* TASK INPUTS:

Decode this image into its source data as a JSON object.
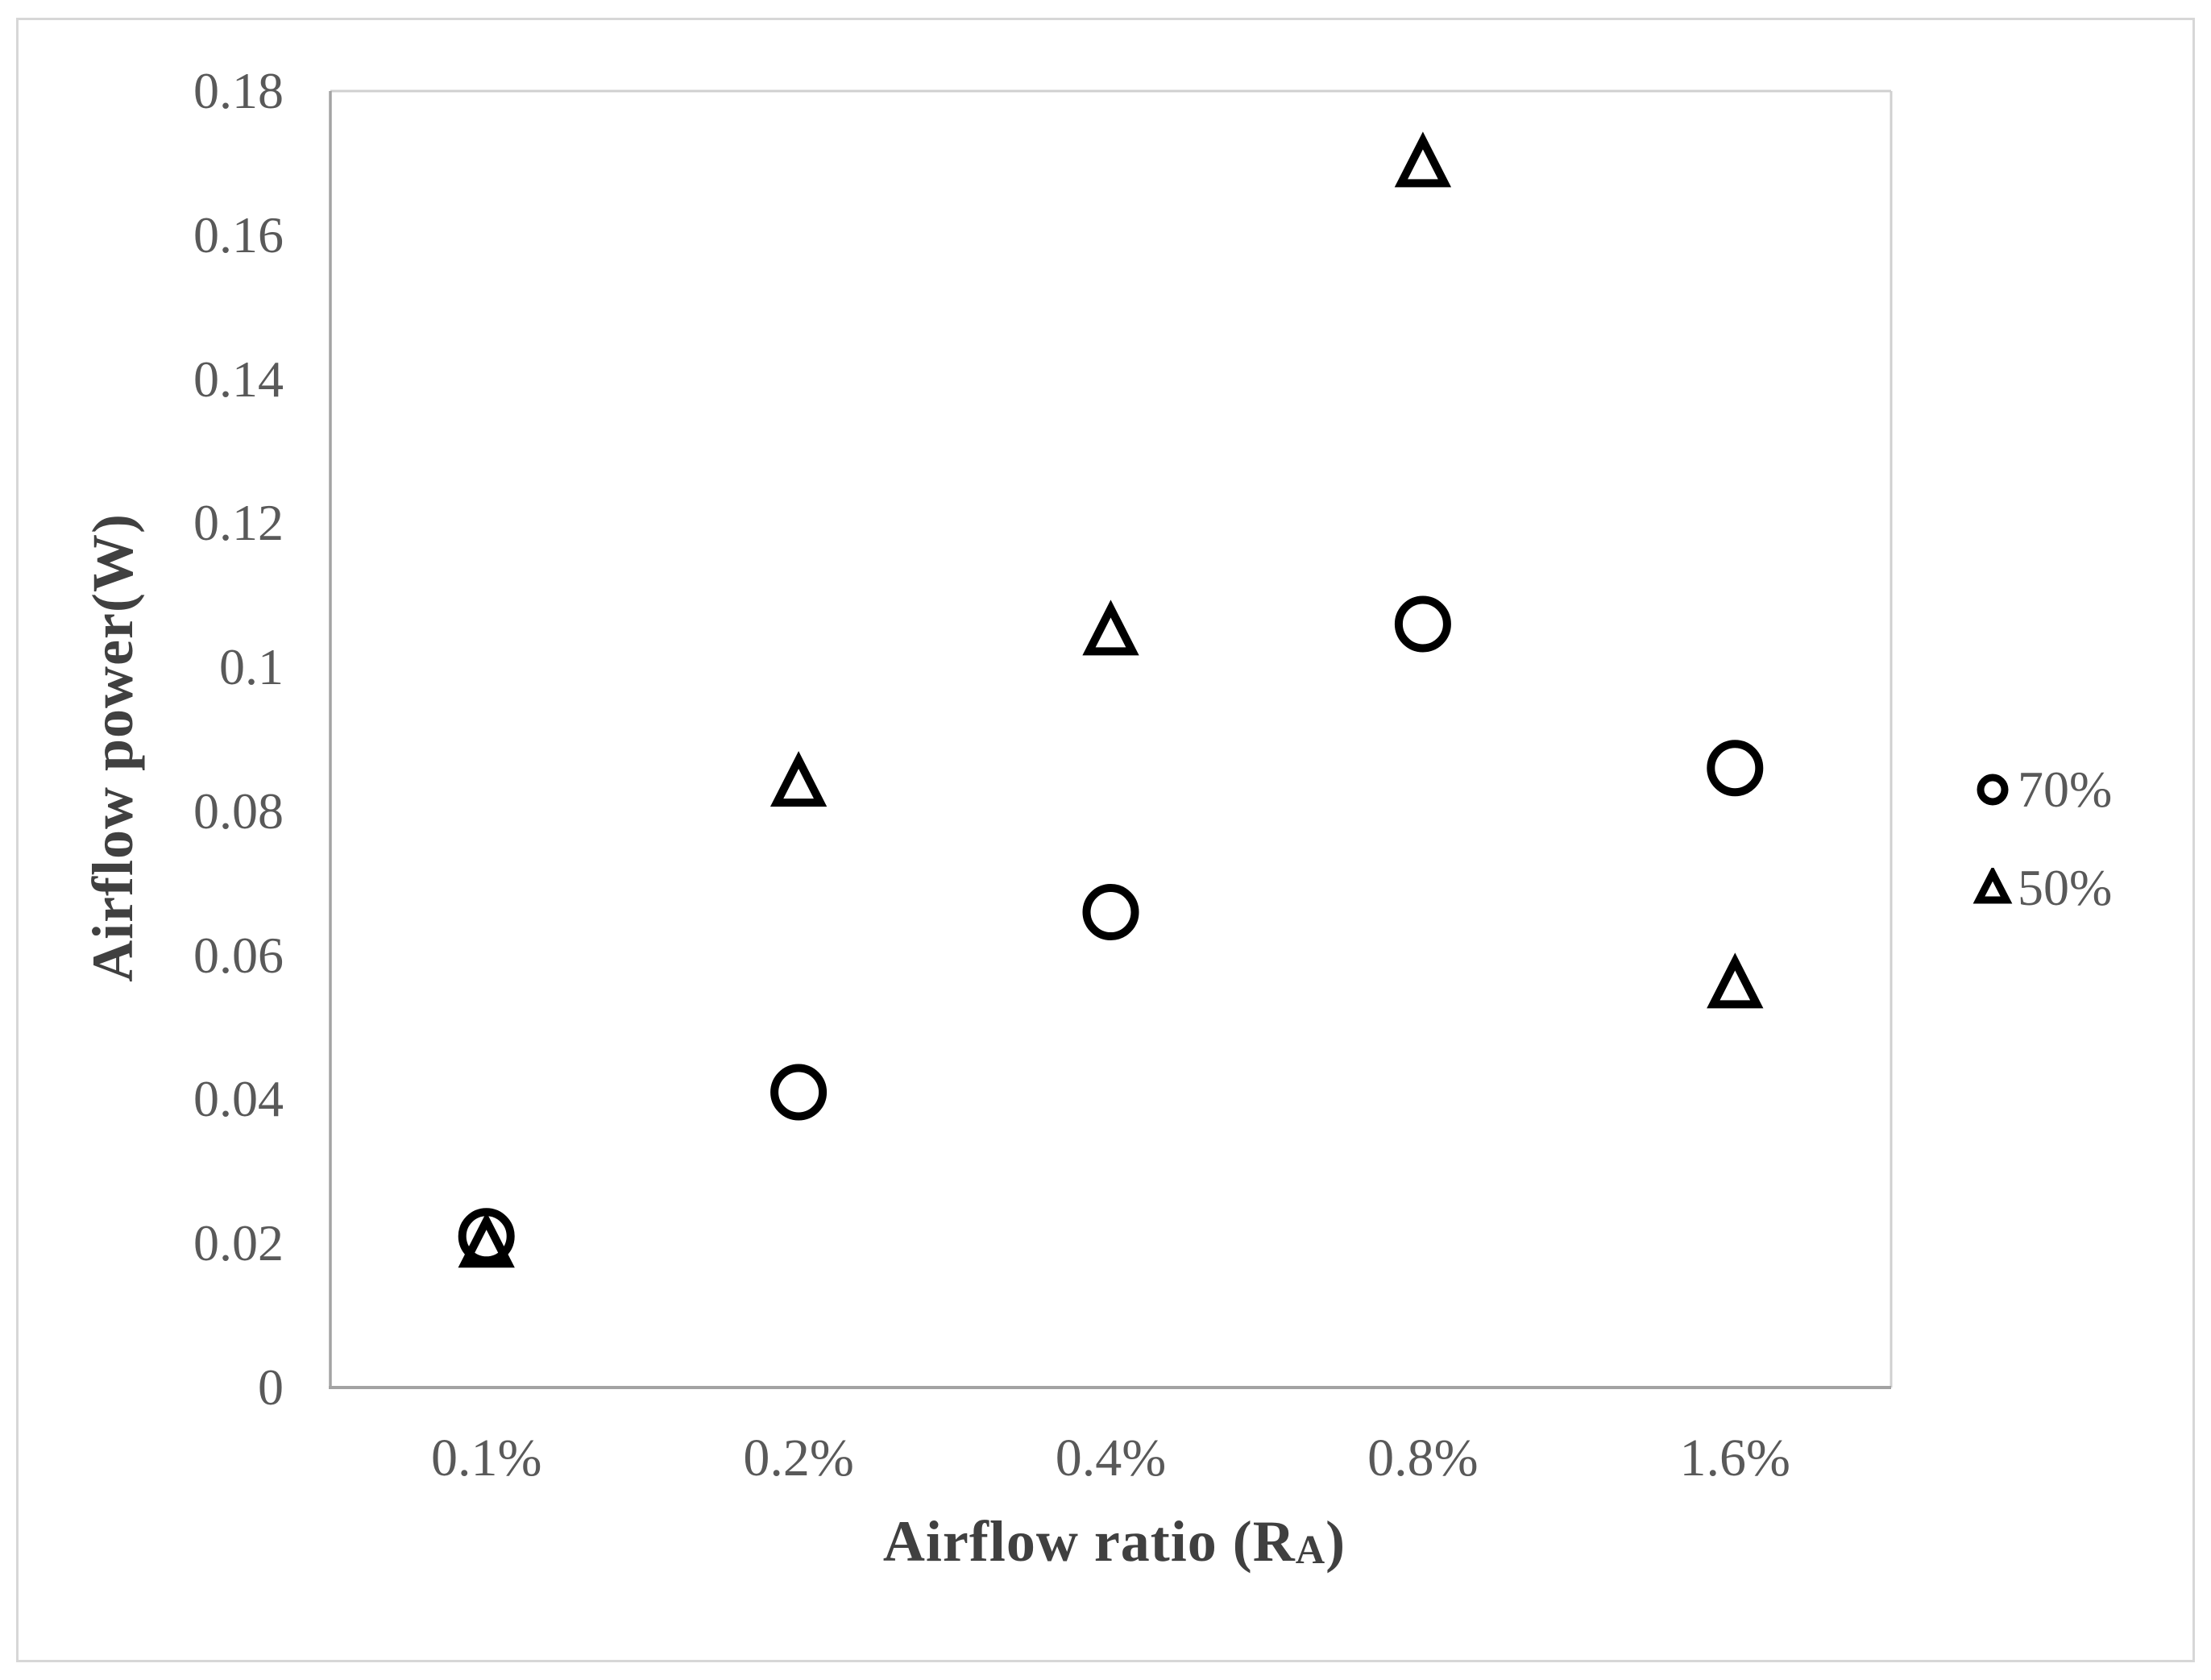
{
  "figure": {
    "background": "#ffffff",
    "frame_color": "#d7d7d7"
  },
  "chart_data": {
    "type": "scatter",
    "title": "",
    "categories": [
      "0.1%",
      "0.2%",
      "0.4%",
      "0.8%",
      "1.6%"
    ],
    "series": [
      {
        "name": "70%",
        "marker": "circle",
        "values": [
          0.021,
          0.041,
          0.066,
          0.106,
          0.086
        ]
      },
      {
        "name": "50%",
        "marker": "triangle",
        "values": [
          0.02,
          0.084,
          0.105,
          0.17,
          0.056
        ]
      }
    ],
    "xlabel": "Airflow ratio (RA)",
    "xlabel_parts": {
      "prefix": "Airflow ratio (R",
      "subscript": "A",
      "suffix": ")"
    },
    "ylabel": "Airflow power(W)",
    "ylim": [
      0,
      0.18
    ],
    "ytick_values": [
      0,
      0.02,
      0.04,
      0.06,
      0.08,
      0.1,
      0.12,
      0.14,
      0.16,
      0.18
    ],
    "ytick_labels": [
      "0",
      "0.02",
      "0.04",
      "0.06",
      "0.08",
      "0.1",
      "0.12",
      "0.14",
      "0.16",
      "0.18"
    ],
    "grid": false,
    "legend_position": "right",
    "marker_color": "#000000",
    "tick_color": "#595959",
    "axis_title_color": "#404040",
    "axis_line_color_major": "#a3a3a3",
    "axis_line_color_minor": "#d0d0d0"
  }
}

* STATED PROBLEM: Each record above should be copied character for character, with pictures dropped.

* COMPLETE RESPONSE:
Decode this image into its source data as a JSON object.
{
  "figure": {
    "background": "#ffffff",
    "frame_color": "#d7d7d7"
  },
  "chart_data": {
    "type": "scatter",
    "title": "",
    "categories": [
      "0.1%",
      "0.2%",
      "0.4%",
      "0.8%",
      "1.6%"
    ],
    "series": [
      {
        "name": "70%",
        "marker": "circle",
        "values": [
          0.021,
          0.041,
          0.066,
          0.106,
          0.086
        ]
      },
      {
        "name": "50%",
        "marker": "triangle",
        "values": [
          0.02,
          0.084,
          0.105,
          0.17,
          0.056
        ]
      }
    ],
    "xlabel": "Airflow ratio (RA)",
    "xlabel_parts": {
      "prefix": "Airflow ratio (R",
      "subscript": "A",
      "suffix": ")"
    },
    "ylabel": "Airflow power(W)",
    "ylim": [
      0,
      0.18
    ],
    "ytick_values": [
      0,
      0.02,
      0.04,
      0.06,
      0.08,
      0.1,
      0.12,
      0.14,
      0.16,
      0.18
    ],
    "ytick_labels": [
      "0",
      "0.02",
      "0.04",
      "0.06",
      "0.08",
      "0.1",
      "0.12",
      "0.14",
      "0.16",
      "0.18"
    ],
    "grid": false,
    "legend_position": "right",
    "marker_color": "#000000",
    "tick_color": "#595959",
    "axis_title_color": "#404040",
    "axis_line_color_major": "#a3a3a3",
    "axis_line_color_minor": "#d0d0d0"
  }
}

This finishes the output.